Below is a listing. Gather each line of it that contains "suất".
--- START Input data ---
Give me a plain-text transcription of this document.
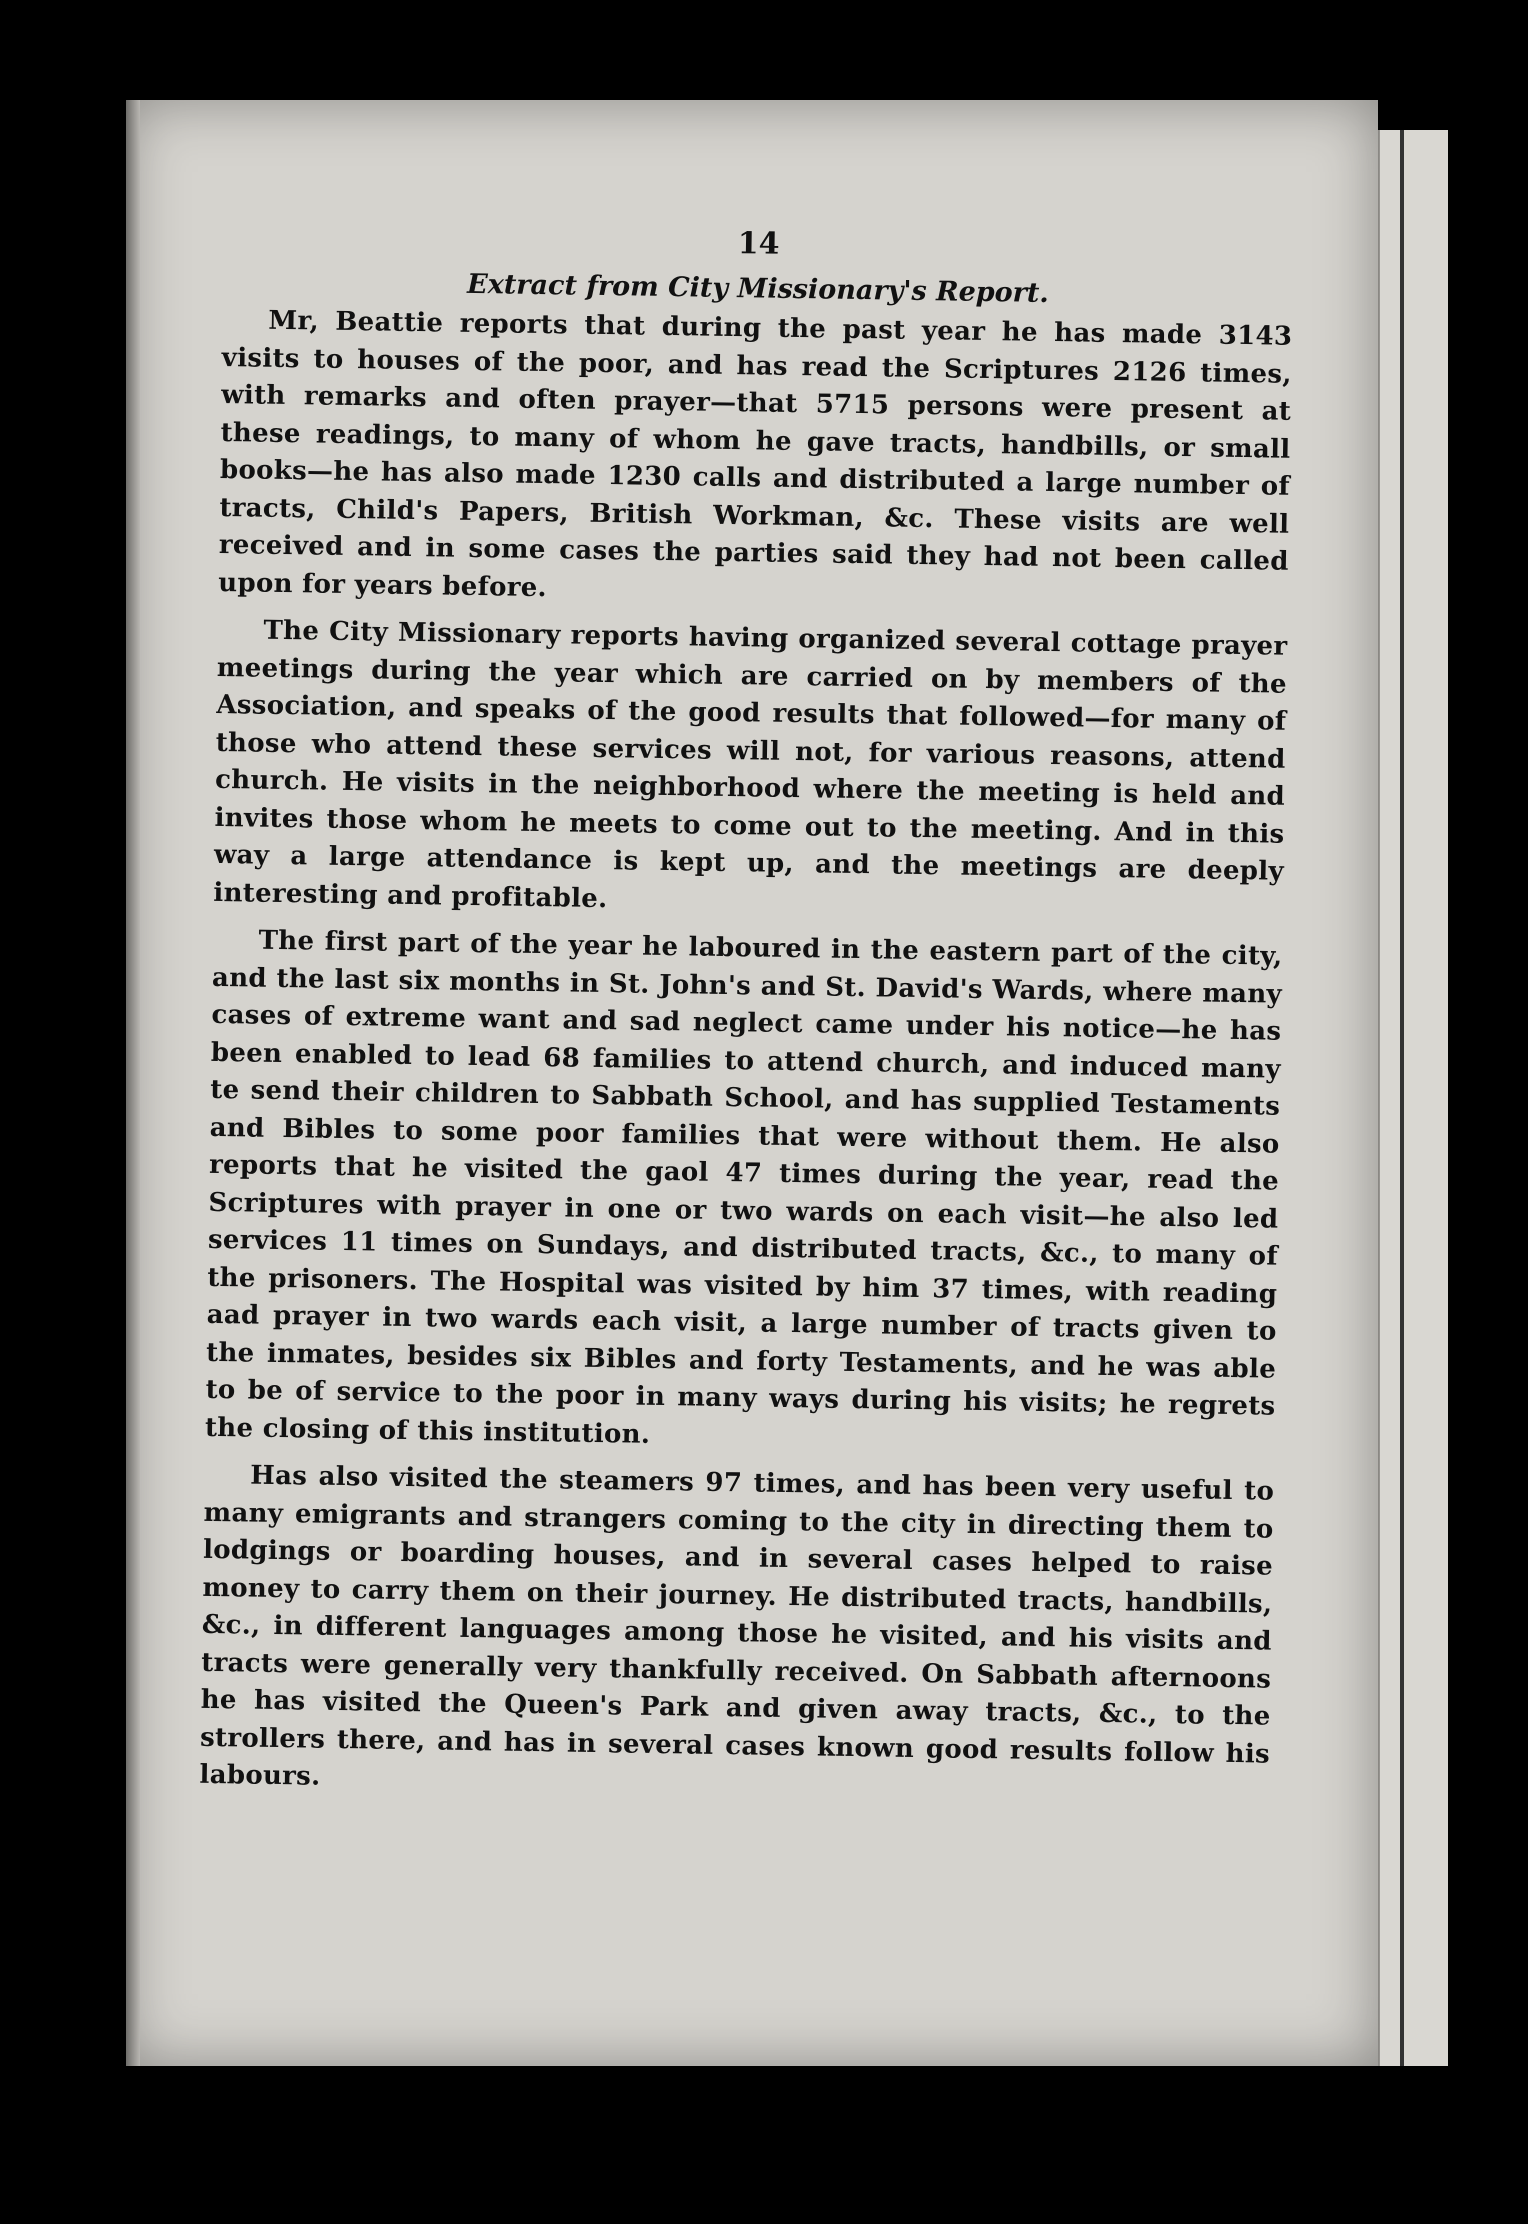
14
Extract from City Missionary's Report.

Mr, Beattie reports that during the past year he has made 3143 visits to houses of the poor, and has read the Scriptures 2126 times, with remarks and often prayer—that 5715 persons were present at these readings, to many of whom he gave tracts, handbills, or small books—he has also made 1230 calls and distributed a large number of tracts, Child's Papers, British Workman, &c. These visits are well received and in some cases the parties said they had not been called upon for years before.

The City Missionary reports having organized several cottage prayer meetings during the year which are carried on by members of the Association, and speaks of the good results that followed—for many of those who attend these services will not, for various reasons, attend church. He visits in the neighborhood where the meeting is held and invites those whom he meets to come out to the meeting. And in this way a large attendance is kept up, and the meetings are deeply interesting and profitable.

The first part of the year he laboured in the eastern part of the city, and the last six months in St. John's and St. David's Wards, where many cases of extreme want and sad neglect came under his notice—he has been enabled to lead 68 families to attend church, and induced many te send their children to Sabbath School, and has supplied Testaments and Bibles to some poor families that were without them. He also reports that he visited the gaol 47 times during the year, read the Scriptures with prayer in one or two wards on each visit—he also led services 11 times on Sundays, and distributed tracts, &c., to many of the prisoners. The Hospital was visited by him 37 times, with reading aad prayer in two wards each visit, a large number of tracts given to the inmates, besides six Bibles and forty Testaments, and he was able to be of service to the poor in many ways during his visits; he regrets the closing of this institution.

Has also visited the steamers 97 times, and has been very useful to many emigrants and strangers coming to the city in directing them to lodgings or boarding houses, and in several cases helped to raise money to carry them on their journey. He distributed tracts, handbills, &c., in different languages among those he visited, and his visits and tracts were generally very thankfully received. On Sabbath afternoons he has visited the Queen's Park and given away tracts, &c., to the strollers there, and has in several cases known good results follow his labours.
--- END Input data ---
--- START Input data ---
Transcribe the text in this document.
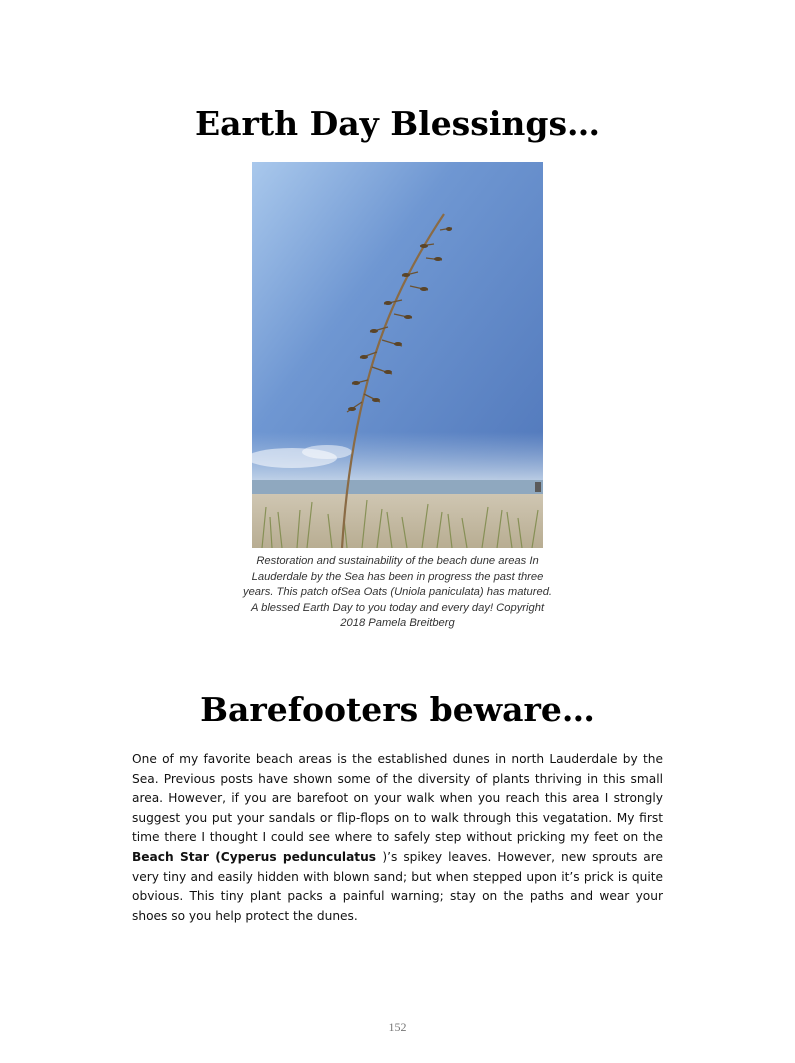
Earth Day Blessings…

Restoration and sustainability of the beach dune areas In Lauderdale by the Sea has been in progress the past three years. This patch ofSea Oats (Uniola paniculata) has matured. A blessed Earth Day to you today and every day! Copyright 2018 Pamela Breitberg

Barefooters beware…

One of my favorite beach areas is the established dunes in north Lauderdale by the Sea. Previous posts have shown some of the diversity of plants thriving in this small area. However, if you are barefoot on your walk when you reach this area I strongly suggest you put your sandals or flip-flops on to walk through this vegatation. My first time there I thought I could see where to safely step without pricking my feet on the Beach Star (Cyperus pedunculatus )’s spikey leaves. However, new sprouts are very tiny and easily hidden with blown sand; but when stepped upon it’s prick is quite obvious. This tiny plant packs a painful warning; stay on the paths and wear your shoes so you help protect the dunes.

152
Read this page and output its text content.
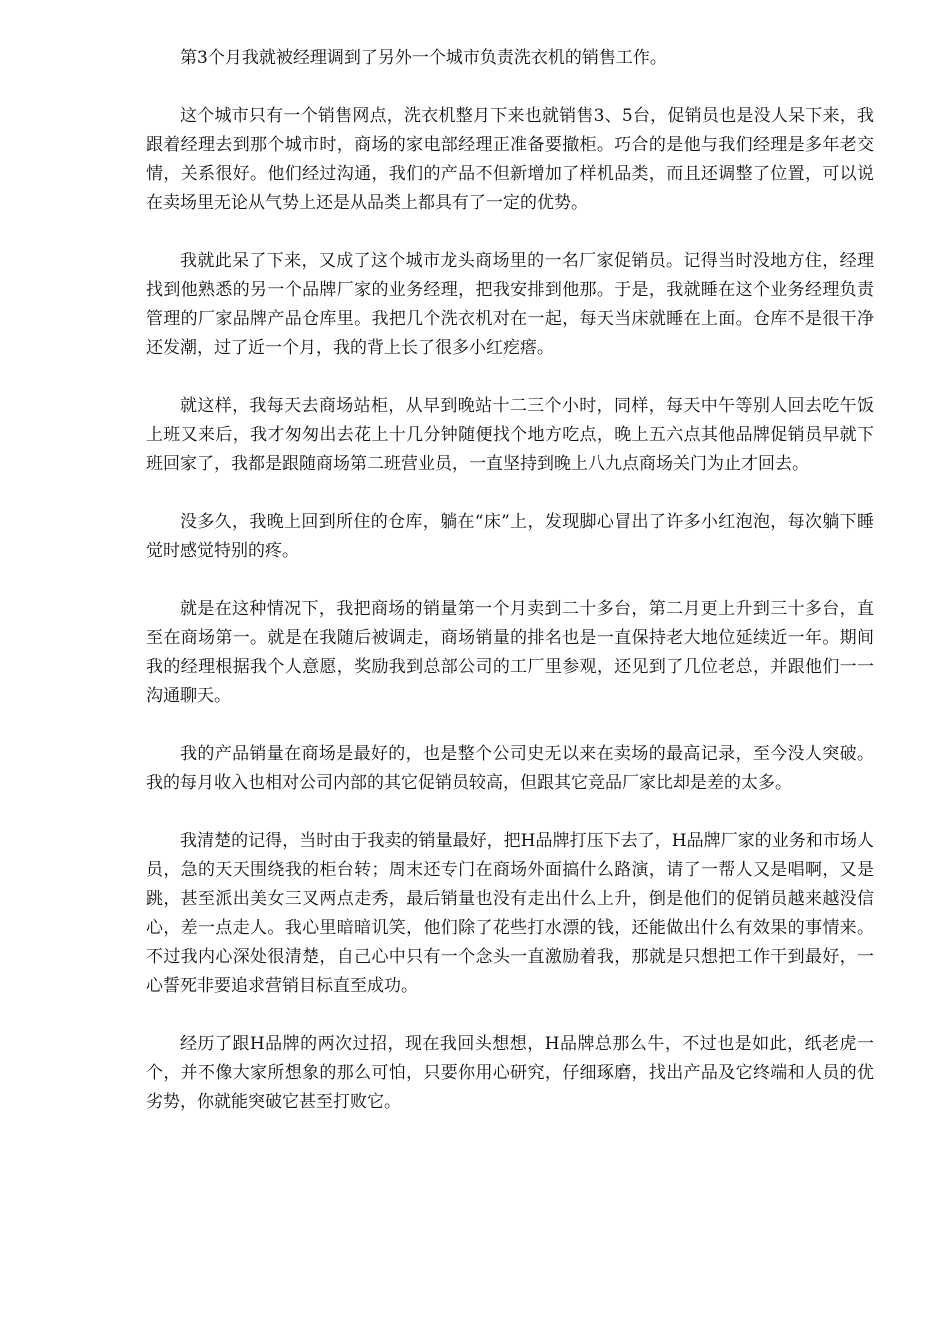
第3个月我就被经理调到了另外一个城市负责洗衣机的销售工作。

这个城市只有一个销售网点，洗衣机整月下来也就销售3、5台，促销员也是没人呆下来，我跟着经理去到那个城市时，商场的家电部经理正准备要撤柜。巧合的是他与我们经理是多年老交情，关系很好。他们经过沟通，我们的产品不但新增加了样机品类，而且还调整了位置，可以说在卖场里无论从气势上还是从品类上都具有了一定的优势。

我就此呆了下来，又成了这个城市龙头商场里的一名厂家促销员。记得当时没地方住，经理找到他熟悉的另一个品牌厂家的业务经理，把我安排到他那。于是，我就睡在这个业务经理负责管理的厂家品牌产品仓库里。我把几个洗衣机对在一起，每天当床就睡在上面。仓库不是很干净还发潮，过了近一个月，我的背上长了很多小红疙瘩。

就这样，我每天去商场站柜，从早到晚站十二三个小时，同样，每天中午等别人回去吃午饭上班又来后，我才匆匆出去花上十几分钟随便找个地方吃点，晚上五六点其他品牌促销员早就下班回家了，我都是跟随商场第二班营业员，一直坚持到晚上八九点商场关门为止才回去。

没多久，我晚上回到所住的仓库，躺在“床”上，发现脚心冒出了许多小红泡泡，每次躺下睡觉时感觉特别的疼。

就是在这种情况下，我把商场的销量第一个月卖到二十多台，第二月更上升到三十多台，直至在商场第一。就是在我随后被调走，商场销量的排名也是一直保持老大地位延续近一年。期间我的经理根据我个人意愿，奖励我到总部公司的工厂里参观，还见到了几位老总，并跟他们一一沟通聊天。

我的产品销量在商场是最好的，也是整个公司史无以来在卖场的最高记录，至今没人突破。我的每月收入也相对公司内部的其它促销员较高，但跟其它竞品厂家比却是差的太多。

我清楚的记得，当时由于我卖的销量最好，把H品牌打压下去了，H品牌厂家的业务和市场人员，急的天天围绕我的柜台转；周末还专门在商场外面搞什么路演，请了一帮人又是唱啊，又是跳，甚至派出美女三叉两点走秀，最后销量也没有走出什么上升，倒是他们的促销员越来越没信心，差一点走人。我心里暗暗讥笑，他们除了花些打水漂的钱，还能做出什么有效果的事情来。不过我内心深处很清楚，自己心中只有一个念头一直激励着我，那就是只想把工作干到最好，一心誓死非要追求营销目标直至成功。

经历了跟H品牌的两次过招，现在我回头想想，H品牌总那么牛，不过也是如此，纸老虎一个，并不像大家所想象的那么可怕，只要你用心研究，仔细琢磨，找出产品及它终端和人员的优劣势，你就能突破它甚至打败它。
--- END Input data ---
--- START Input data ---
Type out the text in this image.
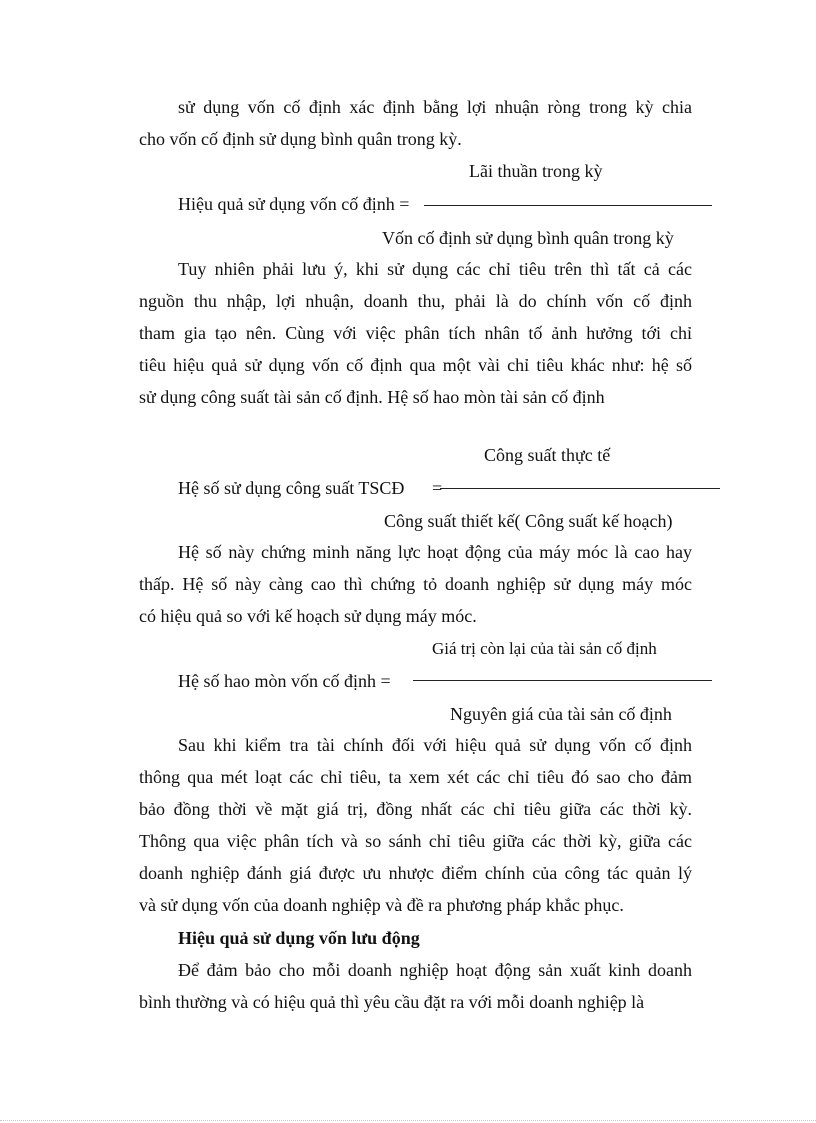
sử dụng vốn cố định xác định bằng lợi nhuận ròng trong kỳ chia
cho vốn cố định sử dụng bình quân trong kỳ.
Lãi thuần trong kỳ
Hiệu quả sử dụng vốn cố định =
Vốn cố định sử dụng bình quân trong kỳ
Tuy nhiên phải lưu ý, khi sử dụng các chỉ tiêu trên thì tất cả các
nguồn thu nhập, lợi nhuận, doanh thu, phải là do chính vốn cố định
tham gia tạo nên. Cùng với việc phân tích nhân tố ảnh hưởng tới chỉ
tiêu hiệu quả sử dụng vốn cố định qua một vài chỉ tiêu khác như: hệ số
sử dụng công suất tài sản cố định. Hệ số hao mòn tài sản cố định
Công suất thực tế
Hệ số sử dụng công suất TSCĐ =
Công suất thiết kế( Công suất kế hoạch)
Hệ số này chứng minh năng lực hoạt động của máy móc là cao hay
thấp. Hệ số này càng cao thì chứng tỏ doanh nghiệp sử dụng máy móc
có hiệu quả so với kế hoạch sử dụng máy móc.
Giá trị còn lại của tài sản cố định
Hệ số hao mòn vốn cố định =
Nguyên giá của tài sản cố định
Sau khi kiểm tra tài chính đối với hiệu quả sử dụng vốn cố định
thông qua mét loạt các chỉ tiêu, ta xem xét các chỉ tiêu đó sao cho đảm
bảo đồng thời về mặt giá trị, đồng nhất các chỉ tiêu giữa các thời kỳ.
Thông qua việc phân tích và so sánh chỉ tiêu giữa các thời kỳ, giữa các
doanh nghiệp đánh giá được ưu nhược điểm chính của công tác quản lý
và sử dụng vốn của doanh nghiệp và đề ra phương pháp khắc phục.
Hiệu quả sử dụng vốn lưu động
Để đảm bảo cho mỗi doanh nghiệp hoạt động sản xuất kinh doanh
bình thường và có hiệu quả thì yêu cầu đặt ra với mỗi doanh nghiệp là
--- END Input data ---
> Completed task:
sử dụng công suất tài sản cố định. Hệ số hao mòn tài sản cố định
Công suất thực tế
Hệ số sử dụng công suất TSCĐ =
Công suất thiết kế( Công suất kế hoạch)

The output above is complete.